PROMPT> Look through the material and tally each line bearing the word "coverage". Give only the total.

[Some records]
========================================
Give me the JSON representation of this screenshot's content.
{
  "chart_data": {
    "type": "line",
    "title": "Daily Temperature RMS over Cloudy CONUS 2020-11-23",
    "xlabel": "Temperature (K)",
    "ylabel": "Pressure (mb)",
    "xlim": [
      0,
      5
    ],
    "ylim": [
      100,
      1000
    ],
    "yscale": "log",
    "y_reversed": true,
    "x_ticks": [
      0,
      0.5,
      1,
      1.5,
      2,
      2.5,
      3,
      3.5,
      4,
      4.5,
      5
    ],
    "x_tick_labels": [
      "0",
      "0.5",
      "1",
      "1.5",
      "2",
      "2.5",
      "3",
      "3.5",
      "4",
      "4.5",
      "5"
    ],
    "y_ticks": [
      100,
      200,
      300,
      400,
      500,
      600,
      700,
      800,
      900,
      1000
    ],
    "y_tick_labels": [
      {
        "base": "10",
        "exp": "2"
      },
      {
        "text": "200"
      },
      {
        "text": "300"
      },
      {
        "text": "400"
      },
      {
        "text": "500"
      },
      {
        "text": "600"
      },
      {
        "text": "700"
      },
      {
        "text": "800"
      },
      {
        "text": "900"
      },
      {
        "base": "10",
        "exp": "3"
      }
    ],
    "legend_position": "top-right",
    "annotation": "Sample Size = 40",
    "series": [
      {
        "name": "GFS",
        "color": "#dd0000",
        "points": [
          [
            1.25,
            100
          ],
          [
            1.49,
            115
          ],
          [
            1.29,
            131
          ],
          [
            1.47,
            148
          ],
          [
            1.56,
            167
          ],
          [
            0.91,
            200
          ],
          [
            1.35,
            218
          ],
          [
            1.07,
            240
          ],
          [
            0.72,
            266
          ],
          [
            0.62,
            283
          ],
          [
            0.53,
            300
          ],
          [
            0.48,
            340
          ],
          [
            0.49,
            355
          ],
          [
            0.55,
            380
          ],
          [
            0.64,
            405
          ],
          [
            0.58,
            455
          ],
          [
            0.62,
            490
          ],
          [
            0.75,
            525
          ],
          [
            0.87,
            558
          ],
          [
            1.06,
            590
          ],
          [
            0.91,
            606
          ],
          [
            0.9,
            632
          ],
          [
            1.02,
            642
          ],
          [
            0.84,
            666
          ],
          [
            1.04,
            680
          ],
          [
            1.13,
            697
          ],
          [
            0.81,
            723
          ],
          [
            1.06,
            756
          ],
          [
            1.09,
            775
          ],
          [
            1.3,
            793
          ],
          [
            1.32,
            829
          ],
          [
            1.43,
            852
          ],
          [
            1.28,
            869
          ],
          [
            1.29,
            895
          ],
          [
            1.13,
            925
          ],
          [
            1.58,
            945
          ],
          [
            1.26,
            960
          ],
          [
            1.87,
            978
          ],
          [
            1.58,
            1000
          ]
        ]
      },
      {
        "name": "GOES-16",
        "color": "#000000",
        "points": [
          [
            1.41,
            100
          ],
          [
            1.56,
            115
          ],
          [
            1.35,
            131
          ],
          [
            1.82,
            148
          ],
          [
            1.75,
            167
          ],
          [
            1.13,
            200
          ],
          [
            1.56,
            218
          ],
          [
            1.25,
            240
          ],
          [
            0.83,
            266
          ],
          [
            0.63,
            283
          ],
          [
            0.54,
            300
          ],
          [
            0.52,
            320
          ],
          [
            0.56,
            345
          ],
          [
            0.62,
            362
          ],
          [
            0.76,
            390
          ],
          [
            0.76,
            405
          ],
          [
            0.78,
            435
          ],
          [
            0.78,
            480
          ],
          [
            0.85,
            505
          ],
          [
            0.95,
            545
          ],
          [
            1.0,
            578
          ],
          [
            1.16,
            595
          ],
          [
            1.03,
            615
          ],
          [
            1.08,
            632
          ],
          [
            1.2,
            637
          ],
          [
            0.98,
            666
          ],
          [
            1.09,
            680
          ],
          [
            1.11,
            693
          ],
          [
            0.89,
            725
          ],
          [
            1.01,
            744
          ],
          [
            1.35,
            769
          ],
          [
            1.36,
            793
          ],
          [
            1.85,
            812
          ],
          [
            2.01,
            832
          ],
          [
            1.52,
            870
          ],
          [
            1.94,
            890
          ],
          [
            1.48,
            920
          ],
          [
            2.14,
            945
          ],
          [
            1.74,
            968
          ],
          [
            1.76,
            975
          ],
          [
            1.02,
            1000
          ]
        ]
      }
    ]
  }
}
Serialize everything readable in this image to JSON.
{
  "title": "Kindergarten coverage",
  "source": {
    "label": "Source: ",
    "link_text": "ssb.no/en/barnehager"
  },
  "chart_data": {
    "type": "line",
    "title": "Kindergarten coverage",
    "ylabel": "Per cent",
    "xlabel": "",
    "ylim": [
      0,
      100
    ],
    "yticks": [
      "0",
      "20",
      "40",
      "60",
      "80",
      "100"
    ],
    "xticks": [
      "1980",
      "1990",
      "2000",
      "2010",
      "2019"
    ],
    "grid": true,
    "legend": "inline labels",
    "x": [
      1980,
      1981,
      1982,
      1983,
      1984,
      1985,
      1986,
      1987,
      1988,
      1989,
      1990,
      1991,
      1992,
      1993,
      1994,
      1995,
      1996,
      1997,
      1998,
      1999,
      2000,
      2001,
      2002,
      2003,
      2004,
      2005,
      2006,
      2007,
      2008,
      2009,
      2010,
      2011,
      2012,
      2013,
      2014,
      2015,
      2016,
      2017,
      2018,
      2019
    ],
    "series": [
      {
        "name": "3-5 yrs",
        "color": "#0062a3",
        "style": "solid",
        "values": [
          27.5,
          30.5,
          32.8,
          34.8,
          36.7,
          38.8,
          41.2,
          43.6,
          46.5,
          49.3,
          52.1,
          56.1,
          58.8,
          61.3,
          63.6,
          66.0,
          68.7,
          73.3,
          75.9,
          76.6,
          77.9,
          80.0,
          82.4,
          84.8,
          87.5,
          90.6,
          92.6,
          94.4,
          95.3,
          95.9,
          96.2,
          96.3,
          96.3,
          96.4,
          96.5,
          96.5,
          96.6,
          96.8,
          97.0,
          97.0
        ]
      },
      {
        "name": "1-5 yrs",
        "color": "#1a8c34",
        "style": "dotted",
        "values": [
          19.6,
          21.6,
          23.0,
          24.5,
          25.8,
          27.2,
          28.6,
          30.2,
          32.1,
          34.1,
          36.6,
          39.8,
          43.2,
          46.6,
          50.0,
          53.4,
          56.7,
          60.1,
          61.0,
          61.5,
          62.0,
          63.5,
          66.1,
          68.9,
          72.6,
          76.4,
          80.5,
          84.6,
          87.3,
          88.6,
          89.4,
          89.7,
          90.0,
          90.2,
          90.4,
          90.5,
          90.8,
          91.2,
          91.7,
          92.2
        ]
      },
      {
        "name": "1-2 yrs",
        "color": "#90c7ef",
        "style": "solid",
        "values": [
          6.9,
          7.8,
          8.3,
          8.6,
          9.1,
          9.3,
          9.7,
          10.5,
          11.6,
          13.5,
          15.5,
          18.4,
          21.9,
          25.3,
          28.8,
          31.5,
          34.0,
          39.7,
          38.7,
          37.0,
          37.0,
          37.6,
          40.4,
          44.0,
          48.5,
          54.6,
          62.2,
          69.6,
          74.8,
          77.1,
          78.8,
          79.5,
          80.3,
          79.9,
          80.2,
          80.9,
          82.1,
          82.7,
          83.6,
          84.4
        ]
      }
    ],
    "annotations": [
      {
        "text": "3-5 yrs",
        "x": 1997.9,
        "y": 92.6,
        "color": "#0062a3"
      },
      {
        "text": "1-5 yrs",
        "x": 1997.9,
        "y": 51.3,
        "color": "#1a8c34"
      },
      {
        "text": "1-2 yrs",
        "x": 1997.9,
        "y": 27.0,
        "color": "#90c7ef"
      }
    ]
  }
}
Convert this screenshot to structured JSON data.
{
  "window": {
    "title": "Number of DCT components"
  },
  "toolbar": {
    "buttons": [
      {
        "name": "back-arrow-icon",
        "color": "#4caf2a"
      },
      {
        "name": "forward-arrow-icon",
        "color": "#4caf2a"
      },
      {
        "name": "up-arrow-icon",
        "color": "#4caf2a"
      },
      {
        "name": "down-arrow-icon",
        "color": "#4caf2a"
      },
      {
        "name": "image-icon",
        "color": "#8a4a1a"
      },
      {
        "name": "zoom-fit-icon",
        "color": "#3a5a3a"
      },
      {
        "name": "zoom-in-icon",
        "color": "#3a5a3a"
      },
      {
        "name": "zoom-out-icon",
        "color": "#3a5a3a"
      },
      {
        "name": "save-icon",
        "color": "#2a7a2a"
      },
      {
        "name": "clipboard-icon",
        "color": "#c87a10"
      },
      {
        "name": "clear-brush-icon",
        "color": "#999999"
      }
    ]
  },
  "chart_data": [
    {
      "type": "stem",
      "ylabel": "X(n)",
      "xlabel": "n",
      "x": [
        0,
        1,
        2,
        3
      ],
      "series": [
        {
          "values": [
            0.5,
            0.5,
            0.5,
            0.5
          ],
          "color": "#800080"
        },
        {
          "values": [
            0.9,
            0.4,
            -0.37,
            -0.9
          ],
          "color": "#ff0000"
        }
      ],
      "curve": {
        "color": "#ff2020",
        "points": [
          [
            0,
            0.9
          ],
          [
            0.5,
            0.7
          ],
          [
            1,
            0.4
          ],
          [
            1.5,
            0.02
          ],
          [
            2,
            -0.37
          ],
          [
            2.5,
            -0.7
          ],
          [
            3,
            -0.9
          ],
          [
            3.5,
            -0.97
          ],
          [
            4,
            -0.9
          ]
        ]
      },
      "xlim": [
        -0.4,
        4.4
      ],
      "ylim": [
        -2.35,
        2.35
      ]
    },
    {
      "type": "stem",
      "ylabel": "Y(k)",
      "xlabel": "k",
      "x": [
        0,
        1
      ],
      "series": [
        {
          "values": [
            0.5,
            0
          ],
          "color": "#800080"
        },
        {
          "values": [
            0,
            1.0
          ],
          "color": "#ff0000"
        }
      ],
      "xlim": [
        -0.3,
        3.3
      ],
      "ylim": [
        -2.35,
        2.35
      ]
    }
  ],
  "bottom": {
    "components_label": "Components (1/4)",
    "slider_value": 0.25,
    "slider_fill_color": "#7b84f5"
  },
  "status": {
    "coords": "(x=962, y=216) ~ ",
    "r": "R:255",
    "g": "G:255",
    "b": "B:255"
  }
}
========================================
RESULT> 2